INSTRUCTION: Select the lines that contain "ffffff" and copy each of them.

INPUT:
------------

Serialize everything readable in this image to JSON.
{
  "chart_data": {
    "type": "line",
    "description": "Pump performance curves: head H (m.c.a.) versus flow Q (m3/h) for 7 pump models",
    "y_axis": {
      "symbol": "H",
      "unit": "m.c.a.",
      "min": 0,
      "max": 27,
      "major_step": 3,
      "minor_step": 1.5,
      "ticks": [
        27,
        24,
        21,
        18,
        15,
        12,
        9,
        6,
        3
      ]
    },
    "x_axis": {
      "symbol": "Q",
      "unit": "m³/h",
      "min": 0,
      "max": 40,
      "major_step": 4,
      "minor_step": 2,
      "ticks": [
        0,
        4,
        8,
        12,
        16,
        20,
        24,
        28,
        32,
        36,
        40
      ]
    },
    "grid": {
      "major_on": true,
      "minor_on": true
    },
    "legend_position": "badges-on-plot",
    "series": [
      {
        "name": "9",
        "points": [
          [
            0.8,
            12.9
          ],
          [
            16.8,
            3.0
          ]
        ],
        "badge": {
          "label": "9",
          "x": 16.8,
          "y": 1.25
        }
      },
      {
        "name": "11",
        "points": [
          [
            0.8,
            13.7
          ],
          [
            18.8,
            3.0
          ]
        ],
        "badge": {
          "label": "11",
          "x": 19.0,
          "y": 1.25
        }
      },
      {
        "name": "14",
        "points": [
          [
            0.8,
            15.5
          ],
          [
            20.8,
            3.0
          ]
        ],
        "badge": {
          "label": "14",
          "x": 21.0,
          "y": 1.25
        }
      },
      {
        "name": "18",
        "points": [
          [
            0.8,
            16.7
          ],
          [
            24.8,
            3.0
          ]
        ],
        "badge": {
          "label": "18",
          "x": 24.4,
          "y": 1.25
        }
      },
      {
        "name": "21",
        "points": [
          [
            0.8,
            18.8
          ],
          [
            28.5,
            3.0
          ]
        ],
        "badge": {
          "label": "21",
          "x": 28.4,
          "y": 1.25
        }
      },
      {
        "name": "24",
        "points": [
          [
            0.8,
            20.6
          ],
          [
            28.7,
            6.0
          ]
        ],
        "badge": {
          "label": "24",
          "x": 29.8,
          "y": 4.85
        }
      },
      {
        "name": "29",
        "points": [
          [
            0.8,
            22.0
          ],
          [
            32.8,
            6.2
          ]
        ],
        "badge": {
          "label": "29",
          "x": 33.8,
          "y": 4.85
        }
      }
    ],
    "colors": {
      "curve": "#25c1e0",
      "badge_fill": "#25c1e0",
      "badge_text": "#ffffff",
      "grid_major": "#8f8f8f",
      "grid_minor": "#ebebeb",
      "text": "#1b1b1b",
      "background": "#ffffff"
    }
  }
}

------------

TASK RESPONSE:
      "badge_text": "#ffffff",
      "background": "#ffffff"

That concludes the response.